EXCERPT:

** Start **

# Booster pumps?



## Jam base (Mar 6, 2012)

Hope everything is going well for all.

I have a client that has requested that I install a booster pump in her home and this would be the first one that I have installed, so I was just making sure that after I charge my very good long time client her hard earned money for the installation and pump I want to make sure that it solves her problem. 
Here are the details:
1" copper service coming into the house 
3/4"x5/8" meter going to 3/4" copper
Risers are 3/4"
Wants better pressure in her upstairs shower
Service comes in through basement 
House is 20 years old 
All copper piping


----------



## DesertOkie (Jul 15, 2011)

That's a very good question.


----------



## justin (May 14, 2010)

if u follow directions we might help you. u are required to give an introduction. how do we know u are not a spy?


----------



## 130 PLUMBER (Oct 22, 2009)

http://www.plumbingzone.com/f3/why-post-intro-11368/


----------



## RealLivePlumber (Jun 22, 2008)

Call the township, ask them to turn up the pressure on their pumps.


----------



## Mississippiplum (Sep 30, 2011)

All yah need is 6 vertical multistage pumps, that'll get the pressure up to about 340 psi- should be plenty

sent from the jobsite porta-potty


----------



## grandpa (Jul 13, 2008)

The difference in pressure between the basement and a shower head on the second floor is only about 8 psi. There may be other issues here, and a pump is not the first thing I would look to.

** End **

DATA RECORDS:
** Start **

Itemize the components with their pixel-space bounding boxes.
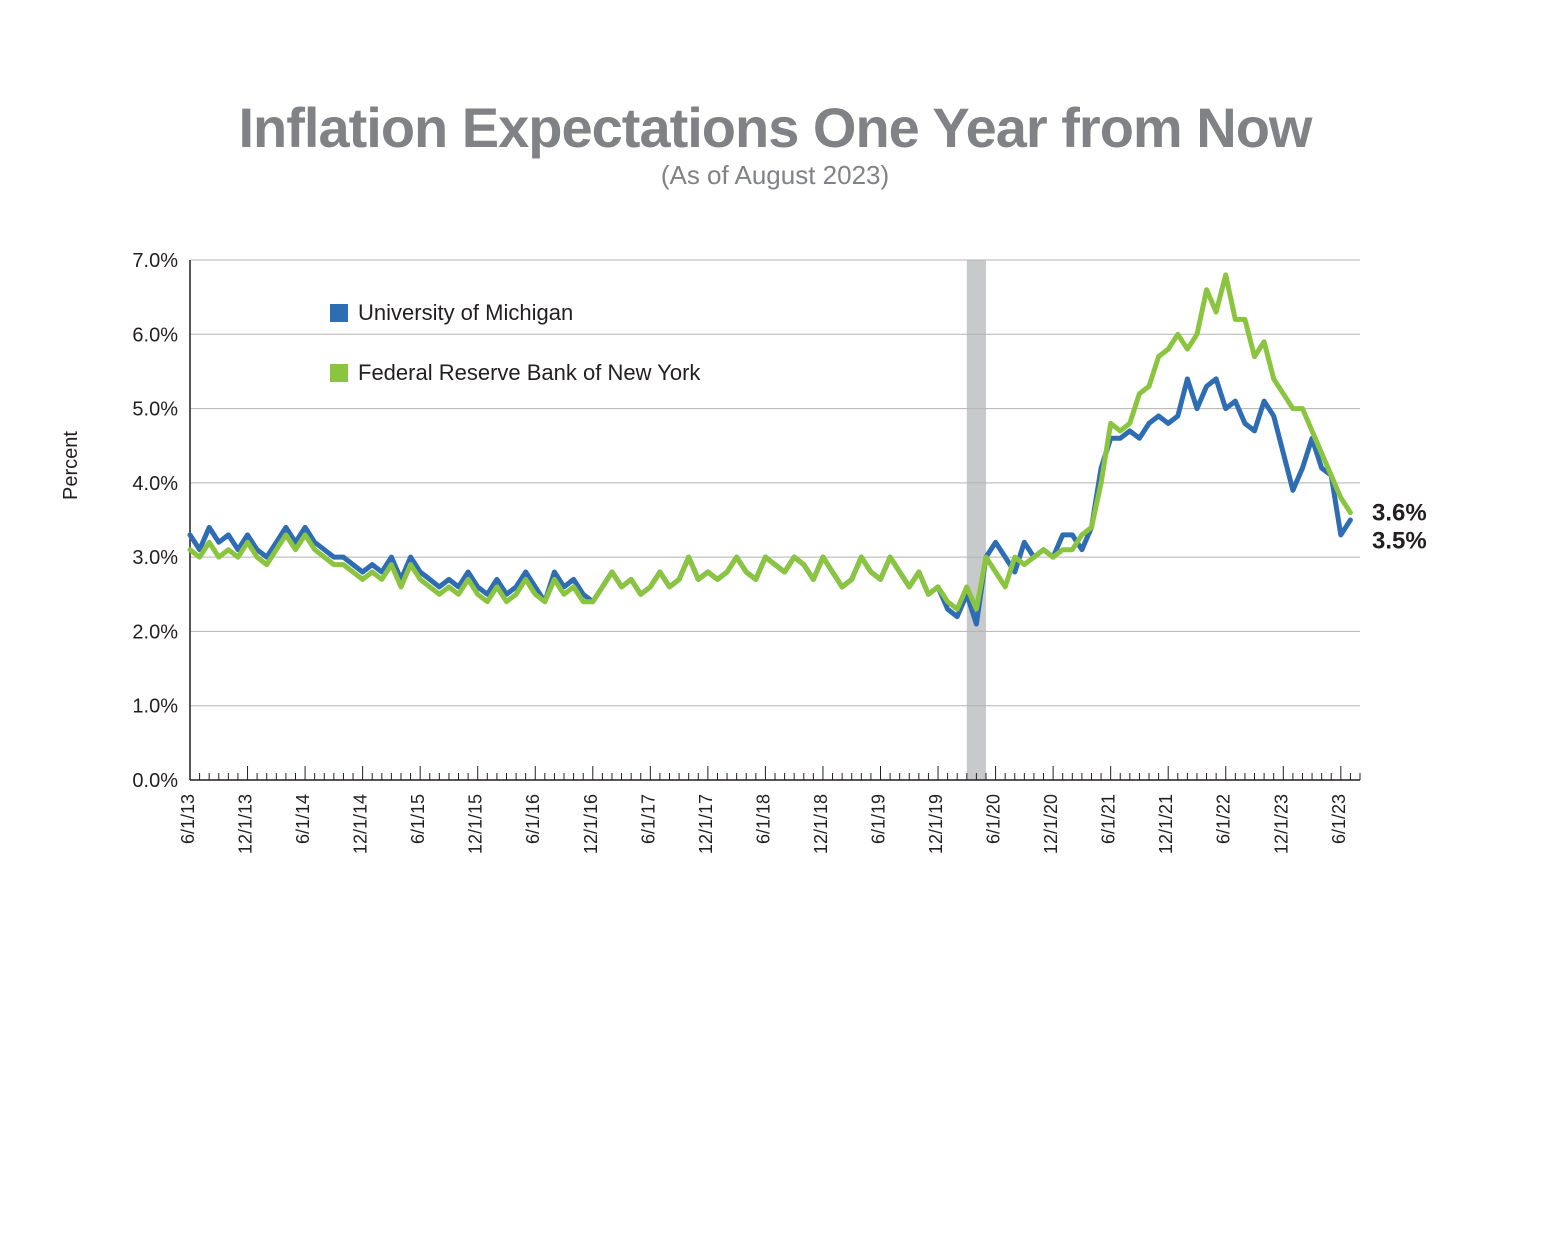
series-end-label: 3.5% (1372, 528, 1427, 555)
series-end-label: 3.6% (1372, 500, 1427, 527)
y-axis-label: Percent (60, 431, 83, 500)
legend-swatch (330, 364, 348, 382)
x-tick-label: 6/1/16 (523, 794, 543, 844)
x-tick-label: 12/1/16 (581, 794, 601, 854)
recession-band (967, 260, 986, 780)
chart-area: 0.0% 1.0% 2.0% 3.0% 4.0% 5.0% 6.0% 7.0% 6/1/13 12… (110, 250, 1450, 950)
x-tick-label: 12/1/23 (1271, 794, 1291, 854)
x-tick-label: 12/1/20 (1041, 794, 1061, 854)
y-tick-label: 2.0% (132, 621, 178, 643)
x-tick-label: 12/1/18 (811, 794, 831, 854)
y-tick-label: 3.0% (132, 547, 178, 569)
x-tick-label: 6/1/14 (293, 794, 313, 844)
x-tick-label: 6/1/21 (1099, 794, 1119, 844)
x-tick-label: 6/1/18 (753, 794, 773, 844)
legend-swatch (330, 304, 348, 322)
line-chart: 0.0% 1.0% 2.0% 3.0% 4.0% 5.0% 6.0% 7.0% 6/1/13 12… (110, 250, 1450, 950)
chart-title: Inflation Expectations One Year from Now (0, 95, 1550, 160)
x-tick-label: 6/1/20 (984, 794, 1004, 844)
x-tick-label: 6/1/23 (1329, 794, 1349, 844)
series-line (190, 379, 1350, 624)
x-tick-label: 12/1/21 (1156, 794, 1176, 854)
y-tick-label: 6.0% (132, 324, 178, 346)
x-tick-label: 12/1/13 (236, 794, 256, 854)
x-tick-label: 12/1/17 (696, 794, 716, 854)
legend-label: University of Michigan (358, 300, 573, 325)
chart-subtitle: (As of August 2023) (0, 160, 1550, 191)
x-tick-label: 6/1/17 (638, 794, 658, 844)
y-tick-label: 7.0% (132, 250, 178, 272)
y-tick-label: 5.0% (132, 399, 178, 421)
x-tick-label: 12/1/15 (466, 794, 486, 854)
legend-item: Federal Reserve Bank of New York (330, 360, 700, 386)
x-tick-label: 6/1/19 (868, 794, 888, 844)
chart-page: Inflation Expectations One Year from Now… (0, 0, 1550, 1250)
y-tick-label: 0.0% (132, 770, 178, 792)
y-tick-label: 1.0% (132, 696, 178, 718)
y-tick-label: 4.0% (132, 473, 178, 495)
x-tick-label: 6/1/22 (1214, 794, 1234, 844)
x-tick-label: 6/1/13 (178, 794, 198, 844)
x-tick-label: 12/1/14 (351, 794, 371, 854)
x-tick-label: 6/1/15 (408, 794, 428, 844)
legend-label: Federal Reserve Bank of New York (358, 360, 700, 385)
legend-item: University of Michigan (330, 300, 573, 326)
x-tick-label: 12/1/19 (926, 794, 946, 854)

** End **

WHAT TO DO:
**1.** Can you reproduce the booster pump thread word for word, everything from "Wants better pressure" down to "very good question."?
**2.** Could you write the next part of the forum thread about booster pumps, picking up right after its final post?

ANSWERS FOR THE EXERCISE:
**1.**
Wants better pressure in her upstairs shower
Service comes in through basement 
House is 20 years old 
All copper piping


----------



## DesertOkie (Jul 15, 2011)

That's a very good question.

**2.**
----------



## love2surf927 (Dec 22, 2011)

Just take the shower head off, attach a short section of garden hose, and put on one of these, every good plumber knows this trick. This is what I do on all my custom showers.:thumbsup:


http://www.sears.com/shc/s/p_10153_...19x00001a&ci_src=14110944&ci_sku=SPM665642901


----------



## RW Plumbing (Aug 16, 2010)

If you partially block off the pipe at the meter, it will raise the pressure of the incoming water because of the restriction. I always use a bit of hydroplug cement.


----------



## OldSchool (Jan 30, 2010)

Put a holding tank in the attic the added pressure from gravity will increase the pressure


----------



## walker426 (Oct 17, 2011)

Jam base said:


> Hope everything is going well for all.
> 
> I have a client that has requested that I install a booster pump in her home and this would be the first one that I have installed, so I was just making sure that after I charge my very good long time client her hard earned money for the installation and pump I want to make sure that it solves her problem.
> Here are the details:
> ...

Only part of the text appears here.